Extracted data entries
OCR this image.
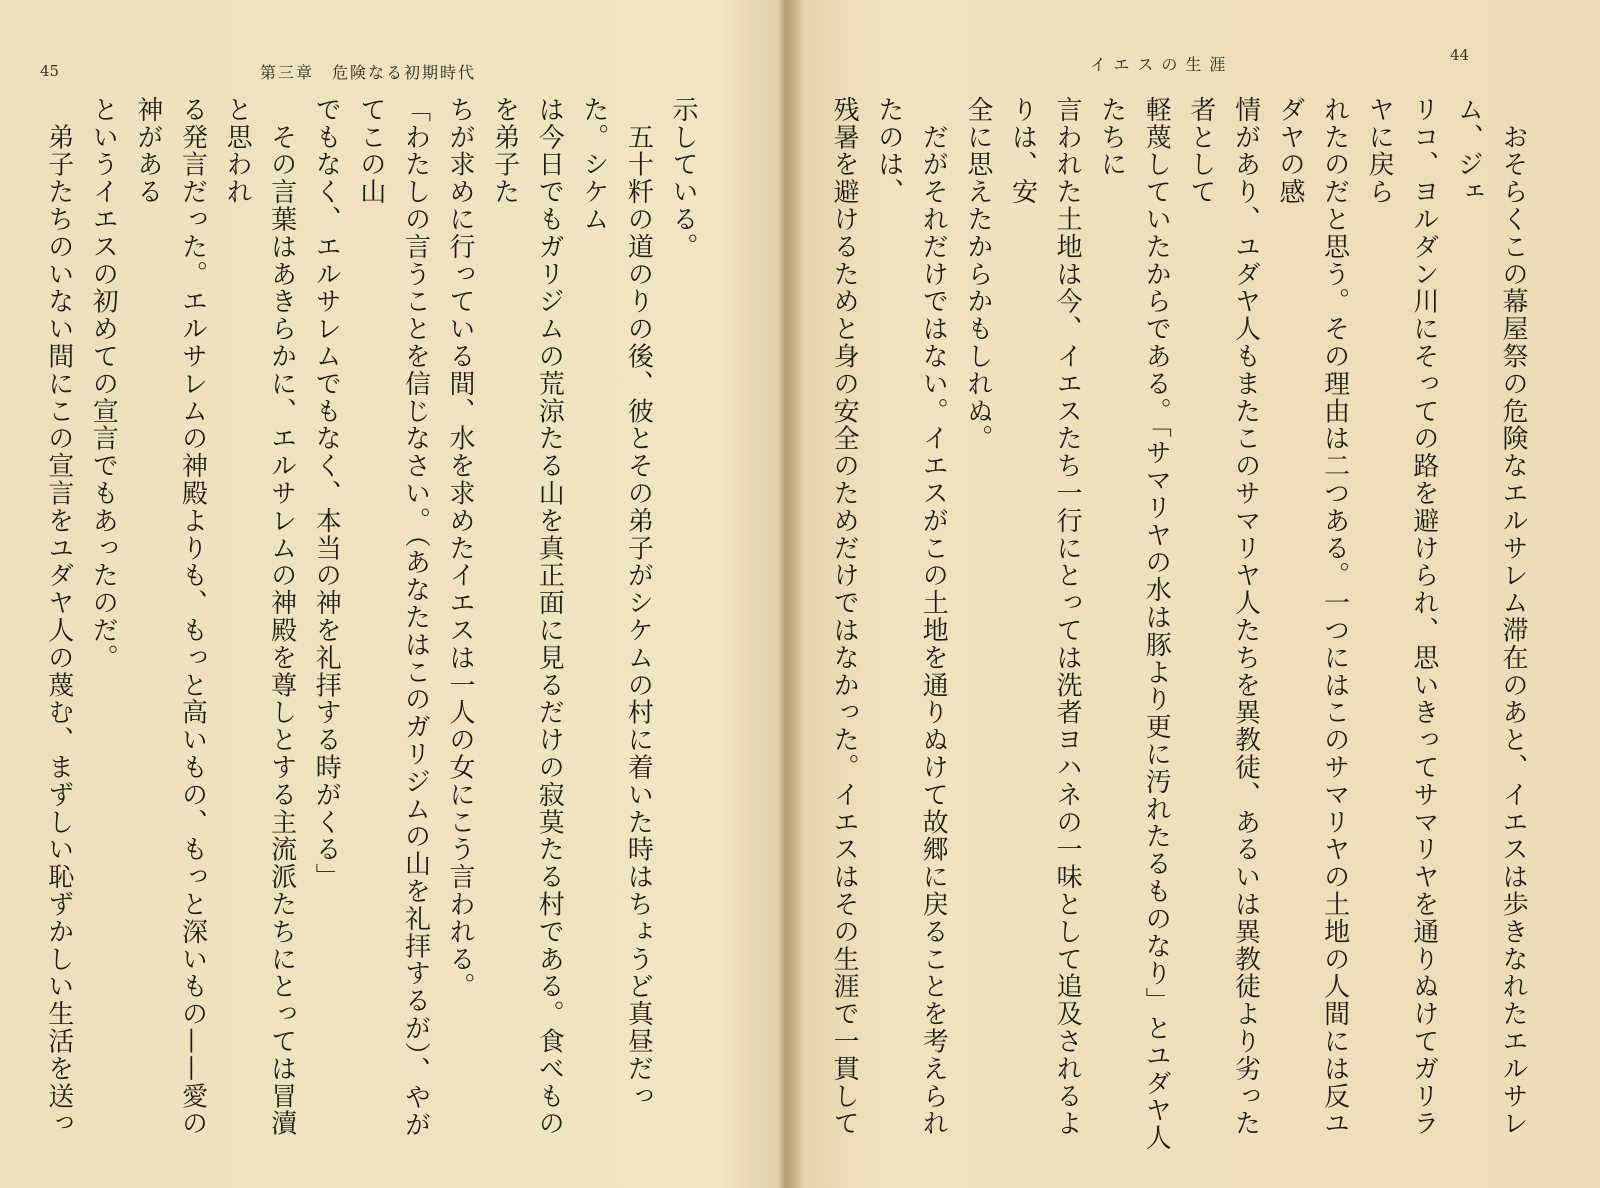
45	第三章　危険なる初期時代
示している。
　五十粁の道のりの後、彼とその弟子がシケムの村に着いた時はちょうど真昼だった。シケム
は今日でもガリジムの荒涼たる山を真正面に見るだけの寂莫たる村である。食べものを弟子た
ちが求めに行っている間、水を求めたイエスは一人の女にこう言われる。
「わたしの言うことを信じなさい。（あなたはこのガリジムの山を礼拝するが）、やがてこの山
でもなく、エルサレムでもなく、本当の神を礼拝する時がくる」
　その言葉はあきらかに、エルサレムの神殿を尊しとする主流派たちにとっては冒瀆と思われ
る発言だった。エルサレムの神殿よりも、もっと高いもの、もっと深いもの——愛の神がある
というイエスの初めての宣言でもあったのだ。
　弟子たちのいない間にこの宣言をユダヤ人の蔑む、まずしい恥ずかしい生活を送っ

イエスの生涯	44
　おそらくこの幕屋祭の危険なエルサレム滞在のあと、イエスは歩きなれたエルサレム、ジェ
リコ、ヨルダン川にそっての路を避けられ、思いきってサマリヤを通りぬけてガリラヤに戻ら
れたのだと思う。その理由は二つある。一つにはこのサマリヤの土地の人間には反ユダヤの感
情があり、ユダヤ人もまたこのサマリヤ人たちを異教徒、あるいは異教徒より劣った者として
軽蔑していたからである。「サマリヤの水は豚より更に汚れたるものなり」とユダヤ人たちに
言われた土地は今、イエスたち一行にとっては洗者ヨハネの一味として追及されるよりは、安
全に思えたからかもしれぬ。
　だがそれだけではない。イエスがこの土地を通りぬけて故郷に戻ることを考えられたのは、
残暑を避けるためと身の安全のためだけではなかった。イエスはその生涯で一貫して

(Task goal) Using the material above, return every line exactly as it appears, minus the pictures.

(Expected answer)
OCR this image.
45	第三章　危険なる初期時代
示している。
　五十粁の道のりの後、彼とその弟子がシケムの村に着いた時はちょうど真昼だった。シケム
は今日でもガリジムの荒涼たる山を真正面に見るだけの寂莫たる村である。食べものを弟子た
ちが求めに行っている間、水を求めたイエスは一人の女にこう言われる。
「わたしの言うことを信じなさい。（あなたはこのガリジムの山を礼拝するが）、やがてこの山
でもなく、エルサレムでもなく、本当の神を礼拝する時がくる」
　その言葉はあきらかに、エルサレムの神殿を尊しとする主流派たちにとっては冒瀆と思われ
る発言だった。エルサレムの神殿よりも、もっと高いもの、もっと深いもの——愛の神がある
というイエスの初めての宣言でもあったのだ。
　弟子たちのいない間にこの宣言をユダヤ人の蔑む、まずしい恥ずかしい生活を送っ

イエスの生涯	44
　おそらくこの幕屋祭の危険なエルサレム滞在のあと、イエスは歩きなれたエルサレム、ジェ
リコ、ヨルダン川にそっての路を避けられ、思いきってサマリヤを通りぬけてガリラヤに戻ら
れたのだと思う。その理由は二つある。一つにはこのサマリヤの土地の人間には反ユダヤの感
情があり、ユダヤ人もまたこのサマリヤ人たちを異教徒、あるいは異教徒より劣った者として
軽蔑していたからである。「サマリヤの水は豚より更に汚れたるものなり」とユダヤ人たちに
言われた土地は今、イエスたち一行にとっては洗者ヨハネの一味として追及されるよりは、安
全に思えたからかもしれぬ。
　だがそれだけではない。イエスがこの土地を通りぬけて故郷に戻ることを考えられたのは、
残暑を避けるためと身の安全のためだけではなかった。イエスはその生涯で一貫して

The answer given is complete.